YOUR TASK. Please retype the data in full and exactly; the pictures are not part of the copy.

..............................

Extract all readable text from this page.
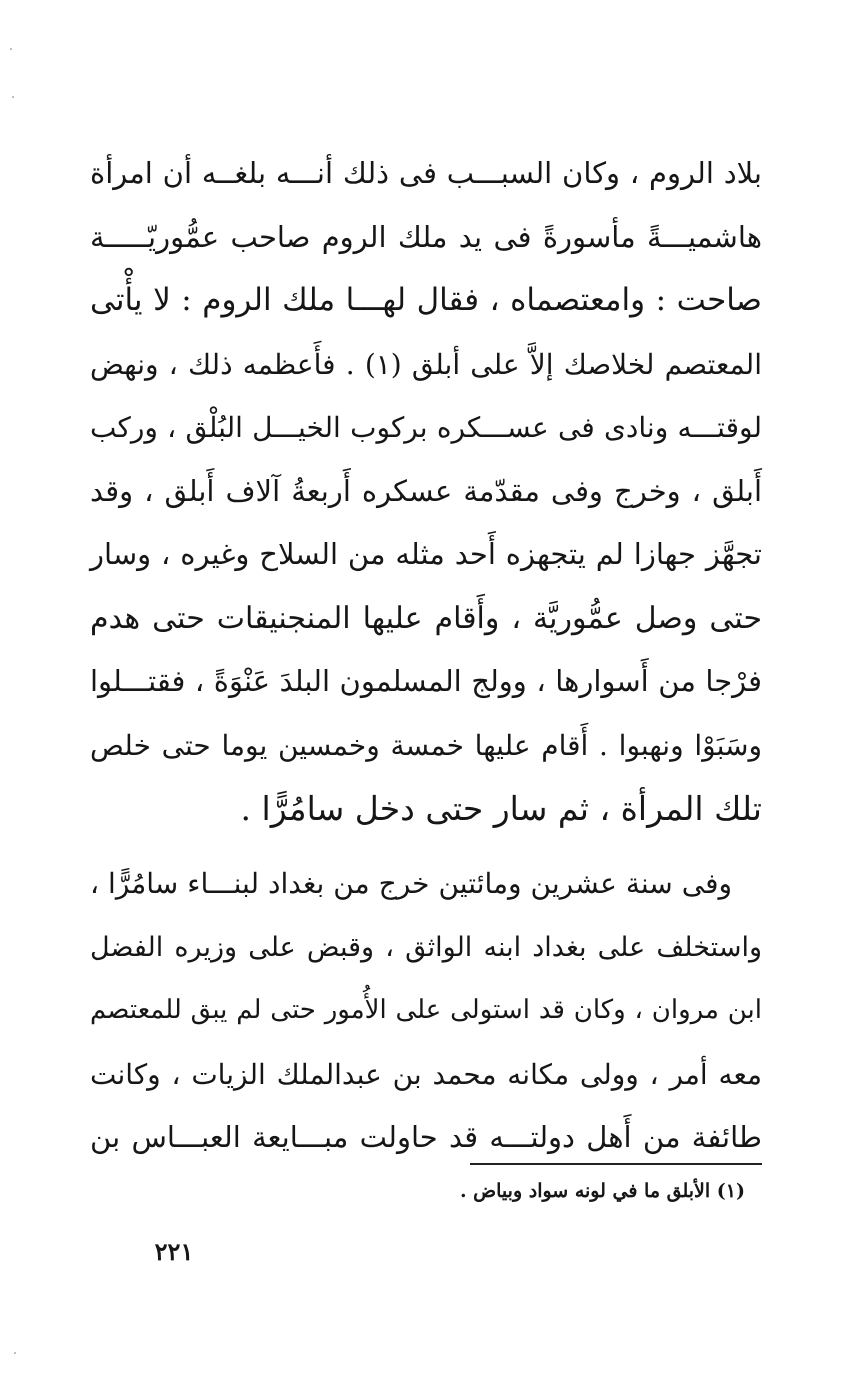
بلاد الروم ، وكان السبـــب فى ذلك أنـــه بلغــه أن امرأة
هاشميـــةً مأسورةً فى يد ملك الروم صاحب عمُّوريّـــــة
صاحت : وامعتصماه ، فقال لهـــا ملك الروم : لا يأْتى
المعتصم لخلاصك إلاَّ على أبلق (١) . فأَعظمه ذلك ، ونهض
لوقتـــه ونادى فى عســـكره بركوب الخيـــل البُلْق ، وركب
أَبلق ، وخرج وفى مقدّمة عسكره أَربعةُ آلاف أَبلق ، وقد
تجهَّز جهازا لم يتجهزه أَحد مثله من السلاح وغيره ، وسار
حتى وصل عمُّوريَّة ، وأَقام عليها المنجنيقات حتى هدم
فرْجا من أَسوارها ، وولج المسلمون البلدَ عَنْوَةً ، فقتـــلوا
وسَبَوْا ونهبوا . أَقام عليها خمسة وخمسين يوما حتى خلص
تلك المرأة ، ثم سار حتى دخل سامُرًّا .
وفى سنة عشرين ومائتين خرج من بغداد لبنـــاء سامُرًّا ،
واستخلف على بغداد ابنه الواثق ، وقبض على وزيره الفضل
ابن مروان ، وكان قد استولى على الأُمور حتى لم يبق للمعتصم
معه أمر ، وولى مكانه محمد بن عبدالملك الزيات ، وكانت
طائفة من أَهل دولتـــه قد حاولت مبـــايعة العبـــاس بن
(١) الأبلق ما في لونه سواد وبياض .
٢٢١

..............................

THE RESULT.
Extract all readable text from this page.
بلاد الروم ، وكان السبـــب فى ذلك أنـــه بلغــه أن امرأة
هاشميـــةً مأسورةً فى يد ملك الروم صاحب عمُّوريّـــــة
صاحت : وامعتصماه ، فقال لهـــا ملك الروم : لا يأْتى
المعتصم لخلاصك إلاَّ على أبلق (١) . فأَعظمه ذلك ، ونهض
لوقتـــه ونادى فى عســـكره بركوب الخيـــل البُلْق ، وركب
أَبلق ، وخرج وفى مقدّمة عسكره أَربعةُ آلاف أَبلق ، وقد
تجهَّز جهازا لم يتجهزه أَحد مثله من السلاح وغيره ، وسار
حتى وصل عمُّوريَّة ، وأَقام عليها المنجنيقات حتى هدم
فرْجا من أَسوارها ، وولج المسلمون البلدَ عَنْوَةً ، فقتـــلوا
وسَبَوْا ونهبوا . أَقام عليها خمسة وخمسين يوما حتى خلص
تلك المرأة ، ثم سار حتى دخل سامُرًّا .
وفى سنة عشرين ومائتين خرج من بغداد لبنـــاء سامُرًّا ،
واستخلف على بغداد ابنه الواثق ، وقبض على وزيره الفضل
ابن مروان ، وكان قد استولى على الأُمور حتى لم يبق للمعتصم
معه أمر ، وولى مكانه محمد بن عبدالملك الزيات ، وكانت
طائفة من أَهل دولتـــه قد حاولت مبـــايعة العبـــاس بن
(١) الأبلق ما في لونه سواد وبياض .
٢٢١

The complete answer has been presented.